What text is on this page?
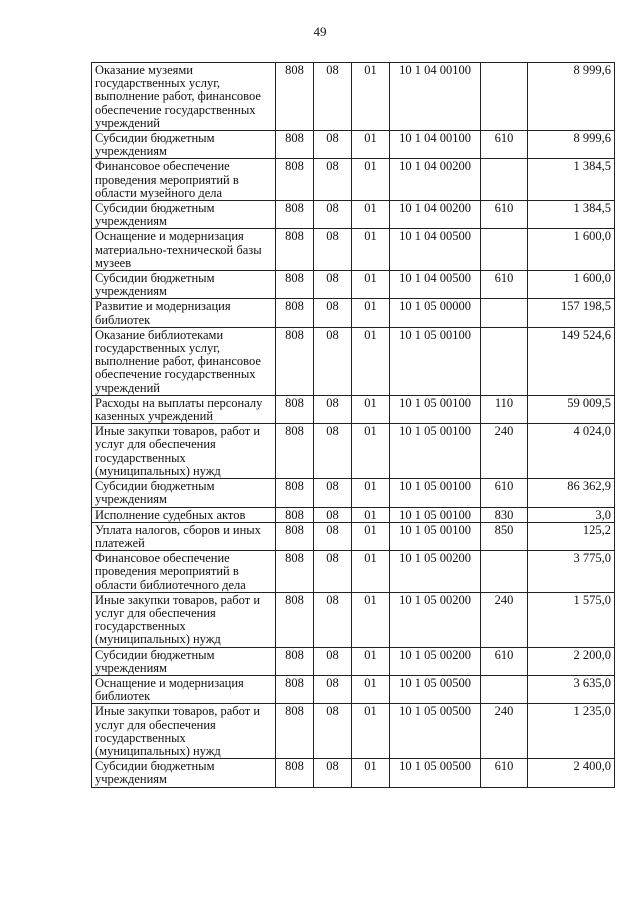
49
Оказание музеями государственных услуг, выполнение работ, финансовое обеспечение государственных учреждений	808	08	01	10 1 04 00100		8 999,6
Субсидии бюджетным учреждениям	808	08	01	10 1 04 00100	610	8 999,6
Финансовое обеспечение проведения мероприятий в области музейного дела	808	08	01	10 1 04 00200		1 384,5
Субсидии бюджетным учреждениям	808	08	01	10 1 04 00200	610	1 384,5
Оснащение и модернизация материально-технической базы музеев	808	08	01	10 1 04 00500		1 600,0
Субсидии бюджетным учреждениям	808	08	01	10 1 04 00500	610	1 600,0
Развитие и модернизация библиотек	808	08	01	10 1 05 00000		157 198,5
Оказание библиотеками государственных услуг, выполнение работ, финансовое обеспечение государственных учреждений	808	08	01	10 1 05 00100		149 524,6
Расходы на выплаты персоналу казенных учреждений	808	08	01	10 1 05 00100	110	59 009,5
Иные закупки товаров, работ и услуг для обеспечения государственных (муниципальных) нужд	808	08	01	10 1 05 00100	240	4 024,0
Субсидии бюджетным учреждениям	808	08	01	10 1 05 00100	610	86 362,9
Исполнение судебных актов	808	08	01	10 1 05 00100	830	3,0
Уплата налогов, сборов и иных платежей	808	08	01	10 1 05 00100	850	125,2
Финансовое обеспечение проведения мероприятий в области библиотечного дела	808	08	01	10 1 05 00200		3 775,0
Иные закупки товаров, работ и услуг для обеспечения государственных (муниципальных) нужд	808	08	01	10 1 05 00200	240	1 575,0
Субсидии бюджетным учреждениям	808	08	01	10 1 05 00200	610	2 200,0
Оснащение и модернизация библиотек	808	08	01	10 1 05 00500		3 635,0
Иные закупки товаров, работ и услуг для обеспечения государственных (муниципальных) нужд	808	08	01	10 1 05 00500	240	1 235,0
Субсидии бюджетным учреждениям	808	08	01	10 1 05 00500	610	2 400,0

WORK REQUIRED:
Copy all the lines of data exactly as they appear, dropping any images.

WRITTEN REPLY:
What text is on this page?
49
Оказание музеями государственных услуг, выполнение работ, финансовое обеспечение государственных учреждений	808	08	01	10 1 04 00100		8 999,6
Субсидии бюджетным учреждениям	808	08	01	10 1 04 00100	610	8 999,6
Финансовое обеспечение проведения мероприятий в области музейного дела	808	08	01	10 1 04 00200		1 384,5
Субсидии бюджетным учреждениям	808	08	01	10 1 04 00200	610	1 384,5
Оснащение и модернизация материально-технической базы музеев	808	08	01	10 1 04 00500		1 600,0
Субсидии бюджетным учреждениям	808	08	01	10 1 04 00500	610	1 600,0
Развитие и модернизация библиотек	808	08	01	10 1 05 00000		157 198,5
Оказание библиотеками государственных услуг, выполнение работ, финансовое обеспечение государственных учреждений	808	08	01	10 1 05 00100		149 524,6
Расходы на выплаты персоналу казенных учреждений	808	08	01	10 1 05 00100	110	59 009,5
Иные закупки товаров, работ и услуг для обеспечения государственных (муниципальных) нужд	808	08	01	10 1 05 00100	240	4 024,0
Субсидии бюджетным учреждениям	808	08	01	10 1 05 00100	610	86 362,9
Исполнение судебных актов	808	08	01	10 1 05 00100	830	3,0
Уплата налогов, сборов и иных платежей	808	08	01	10 1 05 00100	850	125,2
Финансовое обеспечение проведения мероприятий в области библиотечного дела	808	08	01	10 1 05 00200		3 775,0
Иные закупки товаров, работ и услуг для обеспечения государственных (муниципальных) нужд	808	08	01	10 1 05 00200	240	1 575,0
Субсидии бюджетным учреждениям	808	08	01	10 1 05 00200	610	2 200,0
Оснащение и модернизация библиотек	808	08	01	10 1 05 00500		3 635,0
Иные закупки товаров, работ и услуг для обеспечения государственных (муниципальных) нужд	808	08	01	10 1 05 00500	240	1 235,0
Субсидии бюджетным учреждениям	808	08	01	10 1 05 00500	610	2 400,0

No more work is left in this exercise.